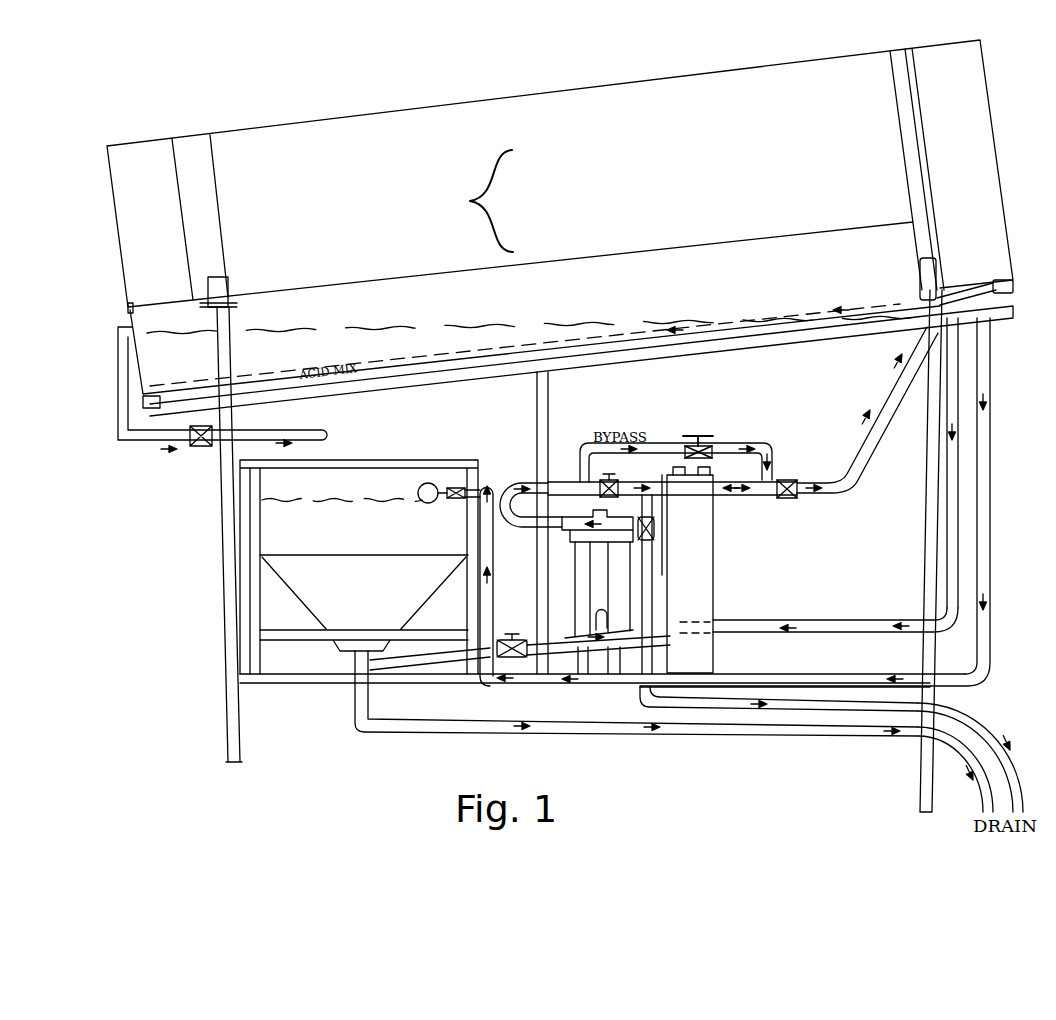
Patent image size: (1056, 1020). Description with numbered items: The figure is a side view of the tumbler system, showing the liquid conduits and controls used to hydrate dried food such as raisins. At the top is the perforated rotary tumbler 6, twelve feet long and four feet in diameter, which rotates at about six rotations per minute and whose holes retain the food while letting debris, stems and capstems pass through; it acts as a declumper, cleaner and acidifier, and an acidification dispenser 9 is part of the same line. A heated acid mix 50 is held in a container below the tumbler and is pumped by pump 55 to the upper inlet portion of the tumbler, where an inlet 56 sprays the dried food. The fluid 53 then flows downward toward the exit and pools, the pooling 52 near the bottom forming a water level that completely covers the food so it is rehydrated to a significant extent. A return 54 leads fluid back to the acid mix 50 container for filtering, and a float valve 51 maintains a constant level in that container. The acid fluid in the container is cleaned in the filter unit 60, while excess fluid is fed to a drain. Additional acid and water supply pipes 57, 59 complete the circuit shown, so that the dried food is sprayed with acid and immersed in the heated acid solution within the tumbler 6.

The tumbler 6 is at (560, 173).
The acidification dispenser 9 is at (825, 553).
The acid mix 50 is at (360, 567).
The float valve 51 is at (493, 538).
The pooling 52 is at (531, 321).
The fluid 53 is at (581, 358).
The return 54 is at (318, 427).
The pump 55 is at (592, 592).
The inlet 56 is at (836, 466).
The acid solution inlet pipes 57 is at (990, 433).
The filter return elbow pipe 59 is at (930, 626).
The filter unit 60 is at (687, 570).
++++++
> PROBLEM TO SOLVE
Print every item above word for word, leaving out the pictures.

> PROBLEM SOLUTION
Patent image size: (1056, 1020). Description with numbered items: The figure is a side view of the tumbler system, showing the liquid conduits and controls used to hydrate dried food such as raisins. At the top is the perforated rotary tumbler 6, twelve feet long and four feet in diameter, which rotates at about six rotations per minute and whose holes retain the food while letting debris, stems and capstems pass through; it acts as a declumper, cleaner and acidifier, and an acidification dispenser 9 is part of the same line. A heated acid mix 50 is held in a container below the tumbler and is pumped by pump 55 to the upper inlet portion of the tumbler, where an inlet 56 sprays the dried food. The fluid 53 then flows downward toward the exit and pools, the pooling 52 near the bottom forming a water level that completely covers the food so it is rehydrated to a significant extent. A return 54 leads fluid back to the acid mix 50 container for filtering, and a float valve 51 maintains a constant level in that container. The acid fluid in the container is cleaned in the filter unit 60, while excess fluid is fed to a drain. Additional acid and water supply pipes 57, 59 complete the circuit shown, so that the dried food is sprayed with acid and immersed in the heated acid solution within the tumbler 6.

The tumbler 6 is at (560, 173).
The acidification dispenser 9 is at (825, 553).
The acid mix 50 is at (360, 567).
The float valve 51 is at (493, 538).
The pooling 52 is at (531, 321).
The fluid 53 is at (581, 358).
The return 54 is at (318, 427).
The pump 55 is at (592, 592).
The inlet 56 is at (836, 466).
The acid solution inlet pipes 57 is at (990, 433).
The filter return elbow pipe 59 is at (930, 626).
The filter unit 60 is at (687, 570).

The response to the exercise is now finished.